Prompt: Identify all lines below that hold "已知入射波与反射波在" and collect them.

Data for the task:
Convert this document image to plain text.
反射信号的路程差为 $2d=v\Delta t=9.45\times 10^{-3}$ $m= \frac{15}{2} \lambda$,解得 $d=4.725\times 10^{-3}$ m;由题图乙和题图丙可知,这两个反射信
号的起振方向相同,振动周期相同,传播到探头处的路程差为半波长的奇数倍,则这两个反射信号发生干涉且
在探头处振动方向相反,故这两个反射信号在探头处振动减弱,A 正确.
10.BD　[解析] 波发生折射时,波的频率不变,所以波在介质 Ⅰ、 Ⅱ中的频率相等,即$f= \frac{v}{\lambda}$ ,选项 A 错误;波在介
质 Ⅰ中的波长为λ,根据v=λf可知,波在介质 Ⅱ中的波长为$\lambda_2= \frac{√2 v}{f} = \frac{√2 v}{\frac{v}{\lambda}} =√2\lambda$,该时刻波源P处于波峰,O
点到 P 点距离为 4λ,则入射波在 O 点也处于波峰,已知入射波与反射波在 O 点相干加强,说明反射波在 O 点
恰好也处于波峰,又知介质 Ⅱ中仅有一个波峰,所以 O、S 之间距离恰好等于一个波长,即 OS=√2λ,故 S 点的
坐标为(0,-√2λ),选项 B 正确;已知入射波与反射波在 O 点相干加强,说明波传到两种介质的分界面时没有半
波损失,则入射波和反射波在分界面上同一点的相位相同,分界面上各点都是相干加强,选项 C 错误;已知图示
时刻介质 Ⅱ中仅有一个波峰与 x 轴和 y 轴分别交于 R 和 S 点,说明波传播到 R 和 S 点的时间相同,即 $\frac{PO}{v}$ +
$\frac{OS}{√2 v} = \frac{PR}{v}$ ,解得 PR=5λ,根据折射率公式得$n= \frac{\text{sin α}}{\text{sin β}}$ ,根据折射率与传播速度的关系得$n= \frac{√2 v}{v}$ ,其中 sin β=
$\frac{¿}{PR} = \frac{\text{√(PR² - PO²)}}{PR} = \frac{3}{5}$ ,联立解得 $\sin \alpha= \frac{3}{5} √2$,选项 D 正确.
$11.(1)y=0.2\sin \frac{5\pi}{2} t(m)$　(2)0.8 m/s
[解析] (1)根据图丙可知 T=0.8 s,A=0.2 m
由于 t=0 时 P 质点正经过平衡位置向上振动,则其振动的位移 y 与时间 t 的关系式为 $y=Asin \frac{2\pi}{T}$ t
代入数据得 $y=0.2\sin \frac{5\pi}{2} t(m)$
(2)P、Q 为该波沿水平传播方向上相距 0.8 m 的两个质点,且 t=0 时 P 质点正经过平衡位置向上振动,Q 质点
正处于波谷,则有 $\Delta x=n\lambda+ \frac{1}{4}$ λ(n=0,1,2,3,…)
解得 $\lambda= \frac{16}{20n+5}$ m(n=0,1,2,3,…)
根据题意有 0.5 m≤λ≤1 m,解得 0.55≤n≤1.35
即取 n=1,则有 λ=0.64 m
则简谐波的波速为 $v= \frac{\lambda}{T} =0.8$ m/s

Exercise solution:
点到 P 点距离为 4λ,则入射波在 O 点也处于波峰,已知入射波与反射波在 O 点相干加强,说明反射波在 O 点
坐标为(0,-√2λ),选项 B 正确;已知入射波与反射波在 O 点相干加强,说明波传到两种介质的分界面时没有半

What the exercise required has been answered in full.